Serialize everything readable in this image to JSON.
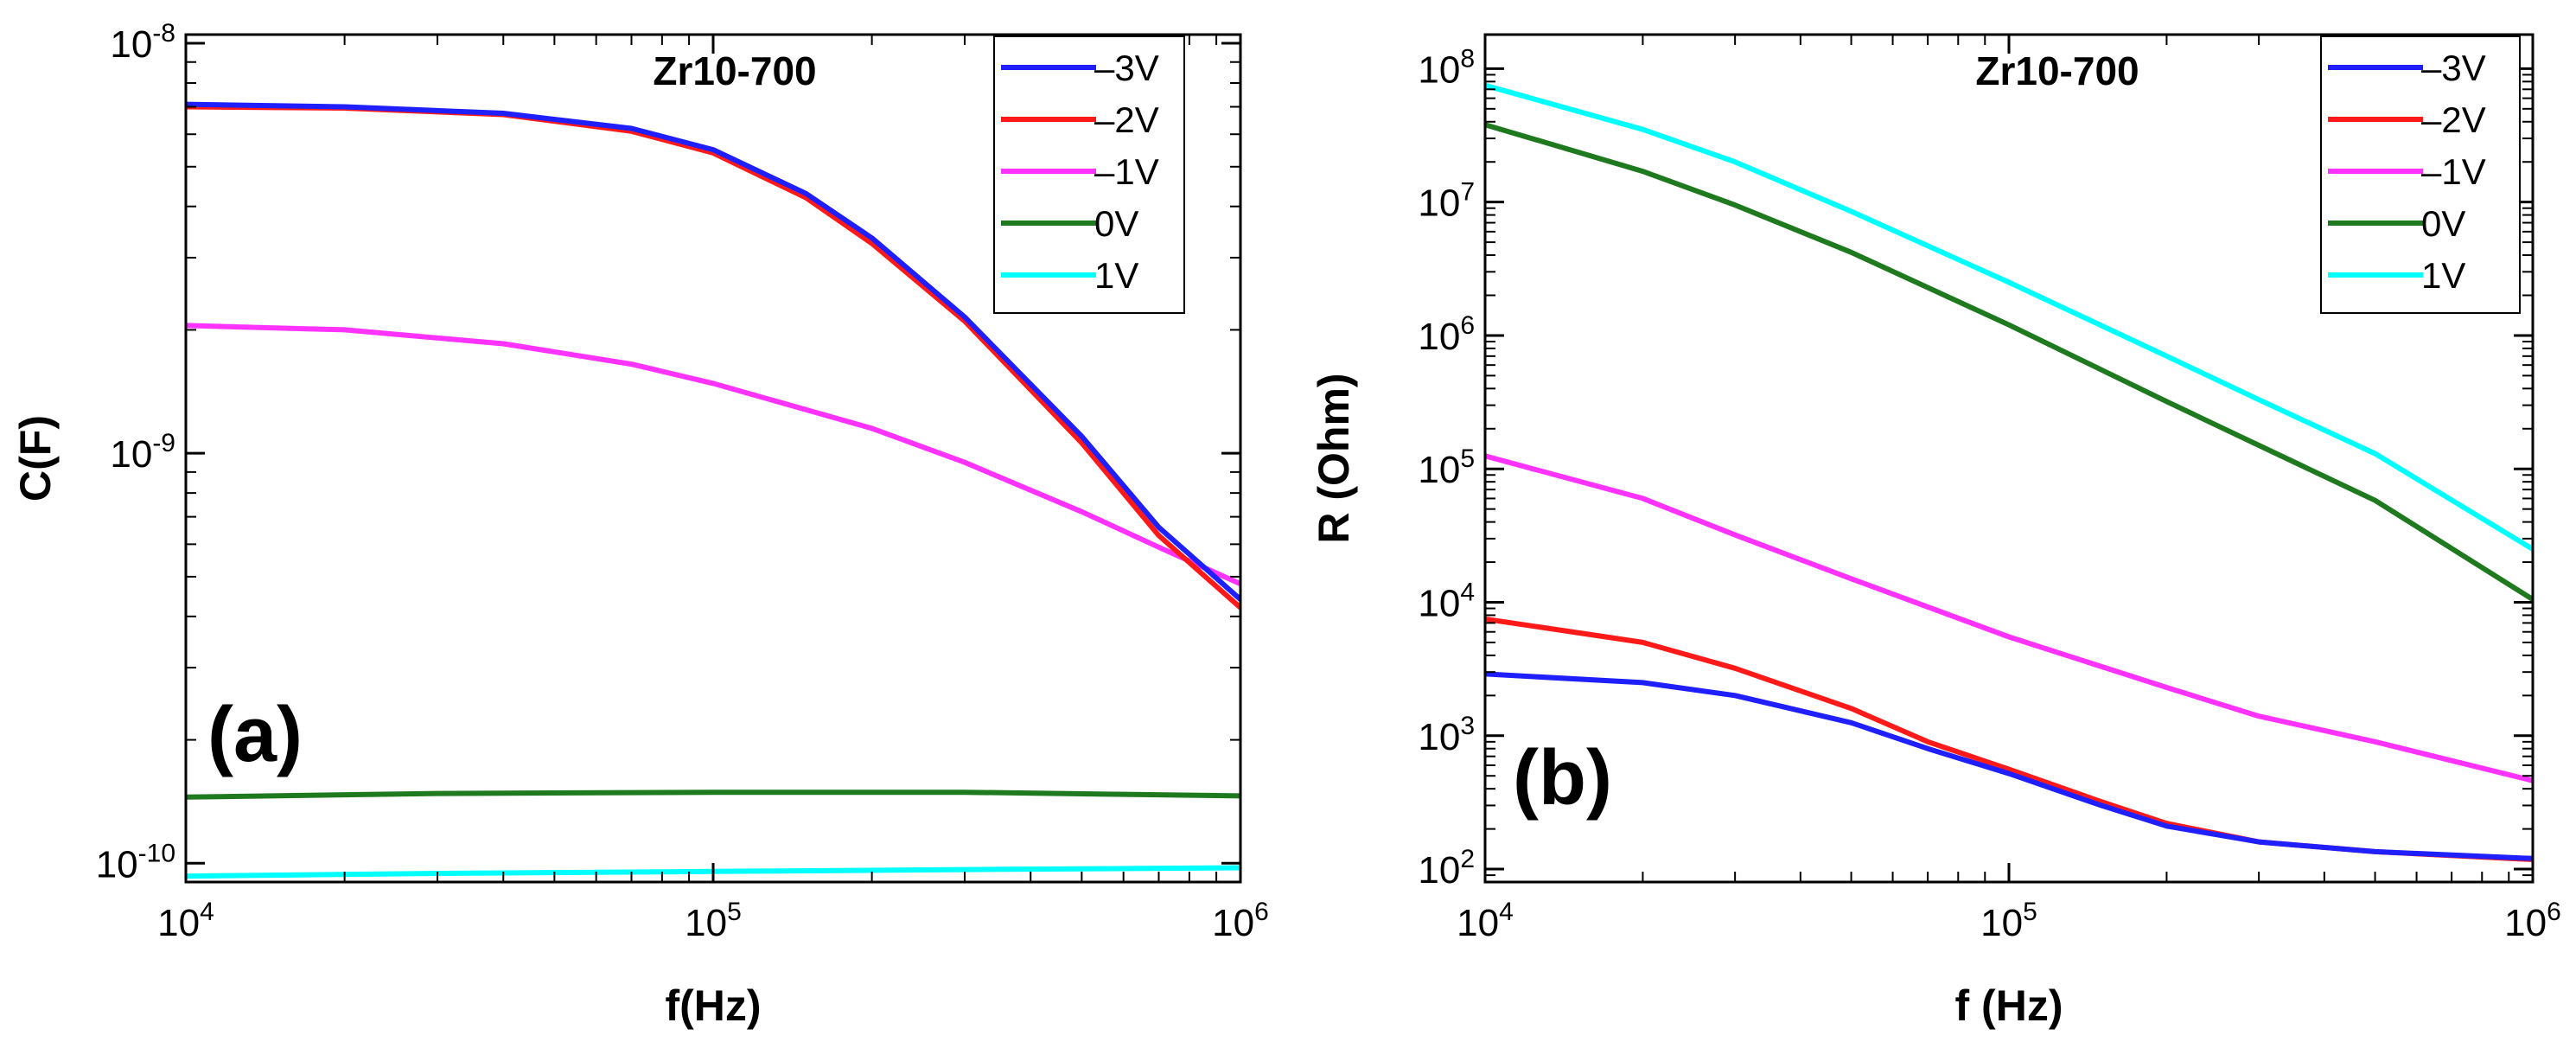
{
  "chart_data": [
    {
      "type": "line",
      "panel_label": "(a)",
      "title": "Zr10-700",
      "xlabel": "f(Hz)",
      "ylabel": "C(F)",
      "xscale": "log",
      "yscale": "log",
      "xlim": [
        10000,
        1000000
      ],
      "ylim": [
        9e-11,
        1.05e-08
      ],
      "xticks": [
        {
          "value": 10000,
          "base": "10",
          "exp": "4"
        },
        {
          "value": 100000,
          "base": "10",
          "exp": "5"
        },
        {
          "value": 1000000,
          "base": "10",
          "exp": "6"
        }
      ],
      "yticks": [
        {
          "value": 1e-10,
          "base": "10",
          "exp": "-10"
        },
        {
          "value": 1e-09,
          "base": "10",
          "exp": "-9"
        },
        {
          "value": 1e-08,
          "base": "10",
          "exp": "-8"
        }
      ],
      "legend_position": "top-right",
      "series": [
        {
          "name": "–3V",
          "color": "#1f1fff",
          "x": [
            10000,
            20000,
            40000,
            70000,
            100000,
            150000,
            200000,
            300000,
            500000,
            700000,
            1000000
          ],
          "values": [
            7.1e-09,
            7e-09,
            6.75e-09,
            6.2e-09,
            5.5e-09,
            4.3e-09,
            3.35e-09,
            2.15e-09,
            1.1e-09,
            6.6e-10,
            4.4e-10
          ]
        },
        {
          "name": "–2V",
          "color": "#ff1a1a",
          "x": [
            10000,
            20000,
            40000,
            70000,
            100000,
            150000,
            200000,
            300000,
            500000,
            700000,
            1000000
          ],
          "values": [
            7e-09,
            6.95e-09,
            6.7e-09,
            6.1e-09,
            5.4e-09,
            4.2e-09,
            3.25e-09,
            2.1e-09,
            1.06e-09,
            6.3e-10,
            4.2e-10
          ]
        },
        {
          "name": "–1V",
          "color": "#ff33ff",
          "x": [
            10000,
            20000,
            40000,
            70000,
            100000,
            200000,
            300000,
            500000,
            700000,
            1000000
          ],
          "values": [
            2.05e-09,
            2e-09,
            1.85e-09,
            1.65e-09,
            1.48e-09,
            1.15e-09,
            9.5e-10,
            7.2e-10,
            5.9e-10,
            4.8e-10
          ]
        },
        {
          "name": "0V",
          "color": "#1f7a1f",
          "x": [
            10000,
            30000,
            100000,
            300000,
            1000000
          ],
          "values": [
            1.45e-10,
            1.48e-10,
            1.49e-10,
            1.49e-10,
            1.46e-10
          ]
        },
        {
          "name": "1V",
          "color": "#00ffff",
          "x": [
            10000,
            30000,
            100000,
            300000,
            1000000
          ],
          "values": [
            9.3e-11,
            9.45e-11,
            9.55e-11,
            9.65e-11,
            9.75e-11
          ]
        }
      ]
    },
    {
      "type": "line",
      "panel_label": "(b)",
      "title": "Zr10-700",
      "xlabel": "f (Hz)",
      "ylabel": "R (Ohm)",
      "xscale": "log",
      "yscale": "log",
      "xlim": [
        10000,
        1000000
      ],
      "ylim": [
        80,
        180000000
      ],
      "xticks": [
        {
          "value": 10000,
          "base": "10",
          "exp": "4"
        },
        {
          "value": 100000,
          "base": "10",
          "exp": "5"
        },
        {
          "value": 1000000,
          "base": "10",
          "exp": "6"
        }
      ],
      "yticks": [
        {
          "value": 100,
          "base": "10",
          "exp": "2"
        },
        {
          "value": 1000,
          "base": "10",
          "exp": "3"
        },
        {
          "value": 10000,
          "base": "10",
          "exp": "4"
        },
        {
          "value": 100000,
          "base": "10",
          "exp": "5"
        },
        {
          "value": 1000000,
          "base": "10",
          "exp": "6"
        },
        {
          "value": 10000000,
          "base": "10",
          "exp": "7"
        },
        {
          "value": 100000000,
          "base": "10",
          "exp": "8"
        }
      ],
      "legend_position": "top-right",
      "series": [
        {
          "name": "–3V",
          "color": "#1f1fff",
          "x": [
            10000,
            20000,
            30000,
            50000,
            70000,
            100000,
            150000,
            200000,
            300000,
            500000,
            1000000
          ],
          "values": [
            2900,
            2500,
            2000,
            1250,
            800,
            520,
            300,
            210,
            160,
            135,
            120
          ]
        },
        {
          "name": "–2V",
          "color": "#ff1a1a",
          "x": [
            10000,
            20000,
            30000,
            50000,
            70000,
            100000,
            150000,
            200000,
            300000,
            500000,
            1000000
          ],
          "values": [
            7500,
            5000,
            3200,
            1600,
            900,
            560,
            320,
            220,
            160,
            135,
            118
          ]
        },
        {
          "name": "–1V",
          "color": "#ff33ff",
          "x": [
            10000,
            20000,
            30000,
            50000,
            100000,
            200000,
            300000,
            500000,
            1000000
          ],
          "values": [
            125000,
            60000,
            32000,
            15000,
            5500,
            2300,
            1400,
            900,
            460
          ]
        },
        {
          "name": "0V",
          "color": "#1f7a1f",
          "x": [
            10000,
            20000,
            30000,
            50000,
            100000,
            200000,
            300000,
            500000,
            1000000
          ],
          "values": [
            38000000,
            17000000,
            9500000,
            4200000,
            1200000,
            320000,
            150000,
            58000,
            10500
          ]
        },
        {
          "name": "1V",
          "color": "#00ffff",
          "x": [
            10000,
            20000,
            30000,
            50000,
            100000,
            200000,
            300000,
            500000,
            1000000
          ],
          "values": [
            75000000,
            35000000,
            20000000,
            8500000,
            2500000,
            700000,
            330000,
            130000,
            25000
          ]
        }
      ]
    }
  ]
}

• • • • •

== The task ==
Exclude the pictures and transcribe all of the entries exactly.

== Solution below ==
Serialize everything readable in this image to JSON.
{
  "chart_data": [
    {
      "type": "line",
      "panel_label": "(a)",
      "title": "Zr10-700",
      "xlabel": "f(Hz)",
      "ylabel": "C(F)",
      "xscale": "log",
      "yscale": "log",
      "xlim": [
        10000,
        1000000
      ],
      "ylim": [
        9e-11,
        1.05e-08
      ],
      "xticks": [
        {
          "value": 10000,
          "base": "10",
          "exp": "4"
        },
        {
          "value": 100000,
          "base": "10",
          "exp": "5"
        },
        {
          "value": 1000000,
          "base": "10",
          "exp": "6"
        }
      ],
      "yticks": [
        {
          "value": 1e-10,
          "base": "10",
          "exp": "-10"
        },
        {
          "value": 1e-09,
          "base": "10",
          "exp": "-9"
        },
        {
          "value": 1e-08,
          "base": "10",
          "exp": "-8"
        }
      ],
      "legend_position": "top-right",
      "series": [
        {
          "name": "–3V",
          "color": "#1f1fff",
          "x": [
            10000,
            20000,
            40000,
            70000,
            100000,
            150000,
            200000,
            300000,
            500000,
            700000,
            1000000
          ],
          "values": [
            7.1e-09,
            7e-09,
            6.75e-09,
            6.2e-09,
            5.5e-09,
            4.3e-09,
            3.35e-09,
            2.15e-09,
            1.1e-09,
            6.6e-10,
            4.4e-10
          ]
        },
        {
          "name": "–2V",
          "color": "#ff1a1a",
          "x": [
            10000,
            20000,
            40000,
            70000,
            100000,
            150000,
            200000,
            300000,
            500000,
            700000,
            1000000
          ],
          "values": [
            7e-09,
            6.95e-09,
            6.7e-09,
            6.1e-09,
            5.4e-09,
            4.2e-09,
            3.25e-09,
            2.1e-09,
            1.06e-09,
            6.3e-10,
            4.2e-10
          ]
        },
        {
          "name": "–1V",
          "color": "#ff33ff",
          "x": [
            10000,
            20000,
            40000,
            70000,
            100000,
            200000,
            300000,
            500000,
            700000,
            1000000
          ],
          "values": [
            2.05e-09,
            2e-09,
            1.85e-09,
            1.65e-09,
            1.48e-09,
            1.15e-09,
            9.5e-10,
            7.2e-10,
            5.9e-10,
            4.8e-10
          ]
        },
        {
          "name": "0V",
          "color": "#1f7a1f",
          "x": [
            10000,
            30000,
            100000,
            300000,
            1000000
          ],
          "values": [
            1.45e-10,
            1.48e-10,
            1.49e-10,
            1.49e-10,
            1.46e-10
          ]
        },
        {
          "name": "1V",
          "color": "#00ffff",
          "x": [
            10000,
            30000,
            100000,
            300000,
            1000000
          ],
          "values": [
            9.3e-11,
            9.45e-11,
            9.55e-11,
            9.65e-11,
            9.75e-11
          ]
        }
      ]
    },
    {
      "type": "line",
      "panel_label": "(b)",
      "title": "Zr10-700",
      "xlabel": "f (Hz)",
      "ylabel": "R (Ohm)",
      "xscale": "log",
      "yscale": "log",
      "xlim": [
        10000,
        1000000
      ],
      "ylim": [
        80,
        180000000
      ],
      "xticks": [
        {
          "value": 10000,
          "base": "10",
          "exp": "4"
        },
        {
          "value": 100000,
          "base": "10",
          "exp": "5"
        },
        {
          "value": 1000000,
          "base": "10",
          "exp": "6"
        }
      ],
      "yticks": [
        {
          "value": 100,
          "base": "10",
          "exp": "2"
        },
        {
          "value": 1000,
          "base": "10",
          "exp": "3"
        },
        {
          "value": 10000,
          "base": "10",
          "exp": "4"
        },
        {
          "value": 100000,
          "base": "10",
          "exp": "5"
        },
        {
          "value": 1000000,
          "base": "10",
          "exp": "6"
        },
        {
          "value": 10000000,
          "base": "10",
          "exp": "7"
        },
        {
          "value": 100000000,
          "base": "10",
          "exp": "8"
        }
      ],
      "legend_position": "top-right",
      "series": [
        {
          "name": "–3V",
          "color": "#1f1fff",
          "x": [
            10000,
            20000,
            30000,
            50000,
            70000,
            100000,
            150000,
            200000,
            300000,
            500000,
            1000000
          ],
          "values": [
            2900,
            2500,
            2000,
            1250,
            800,
            520,
            300,
            210,
            160,
            135,
            120
          ]
        },
        {
          "name": "–2V",
          "color": "#ff1a1a",
          "x": [
            10000,
            20000,
            30000,
            50000,
            70000,
            100000,
            150000,
            200000,
            300000,
            500000,
            1000000
          ],
          "values": [
            7500,
            5000,
            3200,
            1600,
            900,
            560,
            320,
            220,
            160,
            135,
            118
          ]
        },
        {
          "name": "–1V",
          "color": "#ff33ff",
          "x": [
            10000,
            20000,
            30000,
            50000,
            100000,
            200000,
            300000,
            500000,
            1000000
          ],
          "values": [
            125000,
            60000,
            32000,
            15000,
            5500,
            2300,
            1400,
            900,
            460
          ]
        },
        {
          "name": "0V",
          "color": "#1f7a1f",
          "x": [
            10000,
            20000,
            30000,
            50000,
            100000,
            200000,
            300000,
            500000,
            1000000
          ],
          "values": [
            38000000,
            17000000,
            9500000,
            4200000,
            1200000,
            320000,
            150000,
            58000,
            10500
          ]
        },
        {
          "name": "1V",
          "color": "#00ffff",
          "x": [
            10000,
            20000,
            30000,
            50000,
            100000,
            200000,
            300000,
            500000,
            1000000
          ],
          "values": [
            75000000,
            35000000,
            20000000,
            8500000,
            2500000,
            700000,
            330000,
            130000,
            25000
          ]
        }
      ]
    }
  ]
}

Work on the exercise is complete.